Some in the semantics camp, including myself, felt that only a limited form of implicit semantics is embedded in most data on the Web, and that semantics can and will scale. I’ve argued that we can readily apply background knowledge in developing a semantic solution (as we did with MediaAnywhere). The reader can find a link to Norvig’s post and my views on this matter in a 2005 blog at http://bit.ly/s-search.


Early, albeit unnecessary, emphasis on an AI focus to defining a Semantic Web approach also hurt, given the lack of success in scaling AI solutions during the 1980s and ’90s. If you were to interpret ontologies narrowly as models crafted in formal logic languages, or looked only at those ontologies exquisitely crafted with care by experts, the idea that they don’t scale might be valid. Fortunately, we can develop ontologies and associate background knowledge in a variety of ways, especially when we’re dealing with a Web search and browsing application or an information processing task not requiring complete consistency in the knowledge base.  Examples include using (a) ad hoc specifications such as Schema.org and grounding concepts in Linked Open Data cloud, (b) using domain specific community maintained resources (e.g., MusicBrainz for Music, IMDB for movies), and (c) dynamically generated domains models by tools such as Doozer++.

Semantics at the Web scale is gaining acceptance, and our ability to support it is increasing. In the case of Web search, several significant factors are helping semantics to improve it. First, each of the major Web search engines is creating domain-specific structured knowledge. Search engines can and are exploiting semantics via at least three methods.


The first is creating a concept base or object base of facts (entities and relationships) one domain at a time. For example, you can use MusicBrainz, which captures comprehensive knowledge about more than 550,000 artists and their creative works, as background knowledge for the music domain. Bing’s support for specific domains such as entertainment, sports, or travel is in part powered by domain-specific models and relevant background knowledge in a way reminiscent of MediaAnywhere. This use of domain-specific knowledge will continue to expand now that Google has acquired Freebase  and the adoption of linked open data (a method of publishing structured data so that it can be interlinked) increases from current tens of billions triples (facts) and tens of domains by additional one or two orders.

**Requirements:**
a - Please sum up the passage on Web semantics in two sentences.
b - According to the passage on Web semantics, how many artists does MusicBrainz hold knowledge about?
c - Carry on the passage on Web semantics from its last sentence.
The rows have no connection to the passage on Web semantics.

**Information given:**
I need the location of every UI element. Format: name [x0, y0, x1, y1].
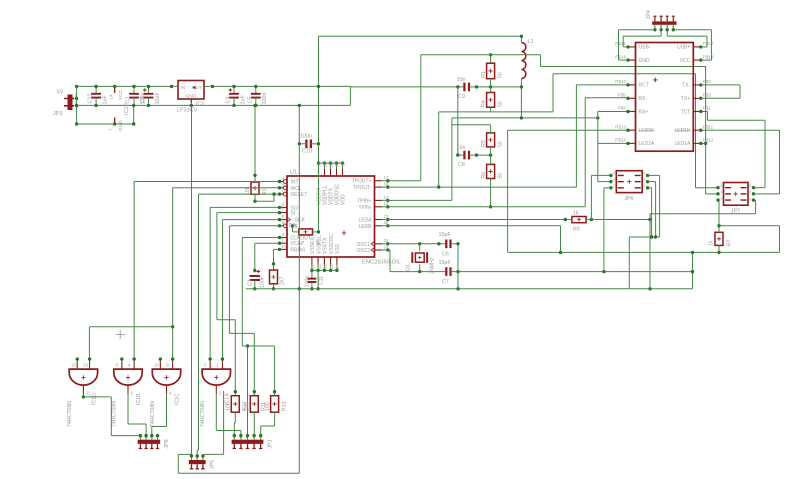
junction jp6 bus b	[654, 235, 657, 238]
gate IC1D body	[69, 369, 97, 385]
junction JP7 left pin	[716, 198, 719, 201]
junction	[254, 104, 257, 107]
gate IC1A input 2 junction	[208, 357, 211, 360]
junction JP7 right pin	[752, 186, 755, 189]
connector JP8 pin 3 post	[150, 444, 153, 449]
U1 pin 6 SO stub	[280, 206, 288, 208]
wire R7 top lead	[718, 200, 720, 232]
svg-text:P$5: P$5	[618, 93, 627, 98]
junction INT pin	[278, 180, 281, 183]
connector JP5 pin 3 junction	[201, 454, 204, 457]
junction C1	[253, 269, 256, 272]
wire VCC stub	[701, 59, 712, 61]
connector JP8 pin 1 junction	[139, 434, 142, 437]
resistor R3 origin	[488, 69, 492, 73]
svg-text:R12: R12	[281, 401, 287, 411]
junction R5 R6 mid	[489, 153, 492, 156]
svg-text:C3: C3	[140, 97, 146, 104]
svg-text:P$16: P$16	[615, 54, 626, 59]
U1 pin 1 VCAP stub	[280, 242, 288, 244]
wire R12 jog	[261, 425, 275, 427]
connector JP7 inner pin right	[741, 187, 747, 189]
capacitor C4 polarity +	[229, 88, 233, 92]
wire USB+ stub	[701, 46, 707, 48]
svg-text:11: 11	[86, 391, 91, 396]
wire CS	[229, 225, 279, 227]
connector JP6 inner pin left	[618, 174, 624, 176]
gate IC1C output pin 8 stub	[166, 385, 168, 393]
junction crystal top	[418, 242, 421, 245]
wire SO vertical	[209, 207, 211, 359]
gate IC1B input wire	[121, 359, 123, 361]
wire LEDB riser	[560, 226, 562, 253]
junction regulator gnd	[190, 104, 193, 107]
junction P$4	[626, 110, 629, 113]
U1 pin 16 TPOUT- stub	[375, 186, 383, 188]
wire OSC2 stub	[382, 249, 390, 251]
connector JP1 pin 4 wire	[253, 436, 255, 440]
svg-text:13: 13	[71, 363, 76, 368]
capacitor C2 lead	[133, 86, 135, 93]
U1 pin 10 RESET stub	[280, 193, 284, 195]
svg-text:C5: C5	[247, 97, 253, 104]
junction trunk C10v	[298, 287, 301, 290]
capacitor C12 lead	[95, 98, 97, 106]
wire VSSRX pin	[311, 265, 313, 271]
resistor R10 origin	[233, 402, 237, 406]
connector JP8 pin 1 post	[139, 444, 142, 449]
wire TPOUT-	[382, 186, 576, 188]
R1 origin	[304, 230, 308, 234]
connector JP1 pin 2 wire	[240, 436, 242, 440]
svg-text:IC1B: IC1B	[136, 393, 142, 405]
wire TPOUT- vertical	[575, 85, 577, 187]
junction R7 bottom	[717, 251, 720, 254]
wire C6 right lead	[451, 243, 459, 245]
junction JP4 pin 2	[659, 28, 662, 31]
gate IC1B input wire	[133, 359, 135, 361]
gate IC1B body	[114, 369, 142, 385]
svg-text:2k7: 2k7	[280, 277, 286, 285]
junction JP7 right pin	[752, 192, 755, 195]
block pin LED1K stub	[693, 129, 701, 131]
junction RBIAS pin	[278, 248, 281, 251]
svg-text:USB+: USB+	[677, 45, 690, 51]
junction C8 left	[456, 153, 459, 156]
svg-text:14: 14	[282, 244, 287, 249]
junction L1 at bias line	[520, 116, 523, 119]
svg-text:JP8: JP8	[164, 439, 170, 448]
wire JP7 pin3R horizontal	[650, 213, 756, 215]
wire C8 right lead	[469, 154, 491, 156]
connector JP1 pin 5 post	[259, 444, 262, 449]
junction pin OSC2	[386, 248, 389, 251]
wire CLKOUT vertical	[241, 238, 243, 347]
svg-text:10uF: 10uF	[260, 275, 266, 288]
wire R2 top	[254, 105, 256, 182]
junction VSS gnd	[316, 287, 319, 290]
U1 bottom pin VSSTX stub	[323, 257, 325, 265]
junction	[232, 85, 235, 88]
connector JP6 origin	[627, 179, 631, 183]
connector JP6 body	[616, 171, 642, 193]
wire WOL	[173, 187, 280, 189]
svg-text:TPIN+: TPIN+	[357, 198, 371, 204]
wire R6 bottom lead	[490, 179, 492, 207]
junction JP6 left pin	[609, 186, 612, 189]
wire VSS pin	[336, 265, 338, 271]
junction VSS	[335, 269, 338, 272]
wire INT vertical	[133, 182, 135, 360]
junction L1 bottom at bias rail	[520, 85, 523, 88]
gate IC1C input 9 junction	[171, 357, 174, 360]
svg-text:IC1C: IC1C	[175, 393, 181, 405]
junction L1 top	[520, 35, 523, 38]
U1 pin 5 WOL stub	[280, 187, 284, 189]
wire TPOUT+ step	[540, 55, 542, 67]
svg-text:C4: C4	[226, 97, 232, 104]
wire Q1 top lead	[419, 244, 421, 251]
wire R3 bottom lead	[490, 79, 492, 87]
resistor 2k7 body	[270, 270, 278, 284]
wire VDD pin	[342, 163, 344, 168]
svg-text:LED2A: LED2A	[639, 141, 656, 147]
wire C10 branch down	[298, 144, 300, 289]
svg-text:3: 3	[643, 178, 645, 182]
svg-text:TX-: TX-	[682, 83, 690, 89]
capacitor C12 lead	[95, 86, 97, 93]
svg-text:RCT: RCT	[639, 83, 649, 89]
svg-text:P$4: P$4	[618, 106, 627, 111]
wire TPOUT- vertical	[438, 112, 440, 187]
wire VSSTX pin	[323, 265, 325, 271]
wire bias rail right	[469, 86, 521, 88]
wire C10 left lead	[299, 143, 306, 145]
svg-text:L1: L1	[528, 39, 534, 45]
resistor R4 body	[487, 93, 495, 108]
connector JP8 bar	[138, 440, 161, 444]
svg-text:P$10: P$10	[615, 79, 626, 84]
svg-text:C11: C11	[319, 276, 325, 285]
wire ground trunk	[246, 288, 693, 290]
junction P$3	[699, 83, 702, 86]
junction OSC1 C6	[437, 242, 440, 245]
junction R2 at rail	[253, 104, 256, 107]
wire VSSOSC pin	[330, 265, 332, 271]
junction C9 right	[475, 85, 478, 88]
wire VDDTX pin	[330, 163, 332, 168]
wire decoupling vertical	[457, 87, 459, 155]
wire left vertical	[76, 86, 78, 124]
connector JP5 pin 3 wire	[202, 456, 204, 460]
gate IC1D input pin 12 stub	[89, 362, 91, 370]
U1 top pin VDD stub	[342, 169, 344, 177]
svg-text:SI: SI	[291, 211, 296, 217]
svg-text:1uF: 1uF	[240, 95, 246, 105]
gate IC1A input 1 junction	[221, 357, 224, 360]
junction LEDB tap	[559, 251, 562, 254]
R7 origin	[717, 237, 721, 241]
junction VDDPLL	[323, 161, 326, 164]
connector JP1 pin 5 wire	[260, 436, 262, 440]
resistor R7 body	[715, 232, 723, 245]
junction	[94, 85, 97, 88]
wire JP7 pin1R	[754, 187, 766, 189]
wire VDDPLL pin	[324, 163, 326, 168]
junction R2 top node	[253, 174, 256, 177]
wire VDD vertical	[318, 36, 320, 163]
wire JP6 pin2R vertical	[655, 182, 657, 237]
connector JP8 pin 4 wire	[157, 436, 159, 440]
svg-text:TPOUT-: TPOUT-	[353, 185, 372, 191]
junction JP6 right pin	[646, 186, 649, 189]
svg-text:C1: C1	[248, 279, 254, 286]
junction pin TPOUT-	[386, 185, 389, 188]
junction 2k7 gnd	[272, 287, 275, 290]
block pin TX- stub	[693, 84, 701, 86]
inductor L1	[521, 43, 526, 79]
svg-text:R8: R8	[573, 227, 580, 233]
wire R3 top lead	[490, 55, 492, 63]
wire R1 to CS	[292, 226, 294, 232]
junction R10 top	[234, 390, 237, 393]
block pin VCC stub	[693, 59, 701, 61]
wire R8 right lead	[586, 219, 591, 221]
connector JP7 inner pin left	[725, 187, 731, 189]
svg-text:1k: 1k	[573, 211, 579, 217]
wire IC1C out	[166, 394, 168, 427]
svg-text:TPIN-: TPIN-	[358, 205, 371, 211]
wire TX+	[701, 97, 740, 99]
connector JP5 pin 2 post	[196, 464, 199, 469]
junction P$2	[699, 97, 702, 100]
wire branch down	[779, 226, 781, 253]
junction CS pin	[278, 224, 281, 227]
junction JP1 pin3 branch	[246, 344, 249, 347]
wire JP7pin3R to gnd vertical	[649, 214, 651, 289]
wire CLKOUT	[242, 237, 279, 239]
svg-text:P$14: P$14	[615, 138, 626, 143]
svg-text:50: 50	[497, 72, 503, 78]
wire R5 top lead	[490, 125, 492, 133]
wire JP4 pin4 right	[673, 29, 711, 31]
wire TPIN-	[382, 206, 585, 208]
wire R10 top vertical	[234, 320, 236, 396]
capacitor C3 plates	[144, 94, 154, 98]
wire LEDB	[382, 225, 561, 227]
wire OSC2 long to right	[451, 271, 693, 273]
wire JP6 pin1 horizontal	[591, 174, 611, 176]
wire LED2K	[508, 129, 628, 131]
wire R7 bottom lead	[718, 245, 720, 252]
wire JP1 pin1 drop	[233, 423, 235, 436]
gate IC1A input wire	[221, 359, 223, 361]
junction VDD at rail	[317, 85, 320, 88]
block pin TCT stub	[693, 111, 701, 113]
wire RESET vertical	[198, 194, 200, 450]
connector JP1 pin 2 post	[239, 444, 242, 449]
svg-text:USB-: USB-	[639, 45, 651, 51]
svg-text:22: 22	[335, 162, 340, 167]
junction C1 gnd	[253, 287, 256, 290]
gate IC1C origin	[164, 375, 168, 379]
connector JP8 pin 4 junction	[156, 434, 159, 437]
wire C1 bottom lead	[254, 280, 256, 289]
wire VDD bus	[318, 162, 343, 164]
wire JP1 pin2 drop	[240, 431, 242, 436]
U1 pin 17 TPOUT+ stub	[375, 180, 383, 182]
wire step down at x350	[349, 86, 351, 105]
wire LEDA	[382, 219, 565, 221]
junction RESET pin	[278, 192, 281, 195]
U1 bottom pin VSSRX stub	[311, 257, 313, 265]
wire pin3L branch right	[719, 225, 780, 227]
U1 top pin VDDRX stub	[318, 169, 320, 177]
svg-text:1: 1	[749, 196, 751, 200]
svg-text:100: 100	[226, 402, 232, 411]
wire RBIAS resistor top	[273, 249, 275, 270]
junction C10 at rail	[298, 104, 301, 107]
junction C7 right	[456, 270, 459, 273]
wire OSC2 riser	[389, 250, 391, 272]
connector JP5 pin 1 wire	[191, 456, 193, 460]
svg-text:5: 5	[643, 172, 645, 176]
svg-text:TCT: TCT	[681, 109, 691, 115]
svg-text:14: 14	[108, 94, 113, 99]
crystal Q1	[412, 252, 427, 263]
wire IC1D out	[82, 394, 84, 397]
svg-text:U1: U1	[290, 170, 297, 176]
junction R8 right	[590, 218, 593, 221]
wire JP4 pin3 right	[667, 35, 707, 37]
svg-text:100k: 100k	[286, 223, 298, 229]
junction JP6 right pin	[646, 174, 649, 177]
junction VDDRX	[317, 161, 320, 164]
JP4 pin 1 post	[653, 16, 656, 21]
capacitor C3 lead	[148, 86, 150, 93]
svg-text:R1: R1	[317, 238, 323, 245]
wire TX loop	[739, 85, 741, 98]
gate IC1A output pin 3 stub	[215, 385, 217, 393]
wire VSS to gnd link	[317, 270, 319, 288]
wire JP3 pin2	[75, 98, 77, 100]
wire RX+ LED2A vertical	[597, 112, 599, 182]
wire R8 left lead	[565, 219, 572, 221]
junction VCC pin	[113, 85, 116, 88]
wire JP5 pin3 vertical	[223, 391, 225, 454]
connector JP3 5V input	[64, 95, 74, 111]
wire RX- vertical	[584, 98, 586, 207]
svg-text:2: 2	[720, 196, 722, 200]
svg-text:4: 4	[720, 190, 722, 194]
capacitor C5 lead	[255, 86, 257, 93]
svg-text:VCC: VCC	[680, 58, 691, 64]
svg-text:P$18: P$18	[703, 54, 714, 59]
wire to USB+ pin	[706, 36, 708, 47]
junction JP7 left pin	[716, 192, 719, 195]
svg-text:P$13: P$13	[615, 124, 626, 129]
connector JP1 pin 1 wire	[233, 436, 235, 440]
wire JP3 pin1	[75, 105, 77, 107]
svg-text:6: 6	[613, 172, 615, 176]
svg-text:25MHz: 25MHz	[430, 257, 436, 274]
wire OSC2 horizontal	[390, 271, 446, 273]
wire JP6 right bus	[629, 236, 659, 238]
gate IC1D output pin 11 stub	[82, 385, 84, 393]
svg-text:6: 6	[720, 184, 722, 188]
svg-text:P$1: P$1	[703, 106, 712, 111]
wire VCAP	[255, 242, 280, 244]
wire JP6 bus to gnd	[628, 237, 630, 289]
svg-text:19: 19	[317, 162, 322, 167]
svg-text:R4: R4	[481, 100, 487, 107]
wire RX+	[598, 111, 628, 113]
U1 top pin VDDPLL stub	[324, 169, 326, 177]
junction P$12	[699, 142, 702, 145]
junction riser tap	[691, 251, 694, 254]
junction rail after OUT	[211, 85, 214, 88]
junction riser top	[132, 104, 135, 107]
wire JP4 pin2 drop	[660, 30, 662, 36]
junction VCAP pin	[278, 242, 281, 245]
svg-text:R5: R5	[481, 140, 487, 147]
gate IC1C body	[152, 369, 180, 385]
wire Q1 bottom lead	[419, 264, 421, 271]
junction R4 top	[489, 85, 492, 88]
U1 pin 4 INT stub	[280, 181, 284, 183]
junction R8 left	[564, 218, 567, 221]
svg-text:GND: GND	[186, 93, 197, 99]
svg-text:C2: C2	[126, 97, 132, 104]
svg-text:12: 12	[83, 363, 88, 368]
resistor R5 origin	[488, 138, 492, 142]
junction C9 left	[456, 85, 459, 88]
wire VSS bus	[312, 269, 337, 271]
gate IC1A input pin 2 stub	[209, 362, 211, 370]
wire SI vertical	[216, 213, 218, 320]
gate IC1B output pin 6 stub	[127, 385, 129, 393]
wire C11 top lead	[311, 270, 313, 278]
wire JP4 pin1 left	[619, 29, 655, 31]
connector JP8 pin 2 junction	[144, 434, 147, 437]
junction R1 at VDD	[317, 230, 320, 233]
svg-text:TPOUT+: TPOUT+	[352, 179, 372, 185]
svg-text:GND: GND	[118, 120, 124, 131]
wire TPIN+	[382, 199, 452, 201]
gate IC1B input 4 junction	[132, 357, 135, 360]
U1 pin 27 LEDA stub	[375, 219, 383, 221]
wire CLKOUT horizontal	[242, 345, 274, 347]
junction P$11	[699, 129, 702, 132]
junction jp6 bus a	[650, 235, 653, 238]
wire C11 bottom lead	[311, 282, 313, 289]
svg-text:JP1: JP1	[267, 439, 273, 448]
connector JP8 pin 3 junction	[150, 434, 153, 437]
U1 pin 24 OSC2 stub	[375, 249, 383, 251]
capacitor C5 lead	[255, 98, 257, 106]
U1 OSC clock-in mark	[371, 248, 374, 253]
svg-text:74HCT08N: 74HCT08N	[67, 401, 73, 427]
wire TCT vertical	[764, 120, 766, 188]
svg-text:LED1K: LED1K	[674, 128, 691, 134]
svg-text:P$2: P$2	[703, 93, 712, 98]
capacitor C1 plates	[250, 276, 260, 280]
junction VSSTX	[323, 269, 326, 272]
wire center tap line	[508, 251, 780, 253]
gate IC1D input wire	[89, 359, 91, 361]
connector JP8 pin 3 wire	[151, 436, 153, 440]
svg-text:10n: 10n	[457, 145, 466, 151]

**Answers per task:**
a - The passage argues that semantics can scale on the Web, because ontologies and background knowledge can be developed in many ways beyond formal, expert-crafted models, such as Schema.org, community resources like MusicBrainz and IMDB, and tools like Doozer++. It adds that Web search engines are building domain-specific structured knowledge, including concept bases of entities and relationships created one domain at a time.

b - More than 550,000 artists.

c -
Second is the recent collaboration between the three major search engine players in defining schema.org, which provides schemas or conceptual models for several common domains. The third method is content developers’ increasing use and support of microdata (a simple way to embed semantic markup into HTML documents) and RDFa (for embedding rich metadata within Web documents using RDF) to improve search results. This in turn entices content developers to provide more metadata or annotations and use relevant models to add semantics. Quick on search engines’ heels, social media (such as Facebook’s Open Graph protocol), e-commerce (BestBuy’s use of the GoodRelations ontology), and a wide variety of Web businesses and services are building a growing and synergistic Semantic Web ecosystem.

Search is No Longer the King of Web Applications

Prior to the era when semantics didn’t scale, search was the king of all Web applications. But the importance of search is highly overrated. Its best days were in the past. We’re in an era with significant growth in heterogeneity (social data, mobile-device-generated data, data from sensors inside, on, and around humans, and so on) and quantity (the rate of data creation has already surpassed our ability to store it). Simply needing access to data (which a search engine can index and return as a document) no longer serves our needs. We need knowledge and insights for decision-making as well as answers to our questions. Semantics plays a pivotal role in helping us build solutions to meet these requirements. Relationships are at the heart of semantics and semantic web, and, consequently, we can transition from focusing on keywords and objects, as we did with search, to focusing on relationships and richer abstractions, including events and experiences.

Pervasive Role of Semantics in Computing's Future


Semantics is being adopted on a wide scale in various scientific and some business domains that use W3C-defined Semantic Web languages and standards. For example, in the life sciences domain, we can find nearly 300 ontologies at the BioPortal. Even more impressive is the growth of structured data on the Web, called the Web of Data and best showcased by the Linked Open Data initiative, which surpassed 25 billion triples (facts expressed as subject-predicate-object in RDF) last year and tripling year over year. BioRDF, a collection of facts and knowledge in the life sciences domain from multiple sources, exceeded 5 billion triples last year. Note that the Web of Data isn’t simply data, but is structured and reusable information that we can utilize to consistently annotate or tag data, enabling better data analysis, which would be difficult to achieve via bottom-up processing of unstructured data on the Web.

Semantics plays a central role in Web 3.0 and beyond, and is becoming the driving force behind the future of computing for several reasons.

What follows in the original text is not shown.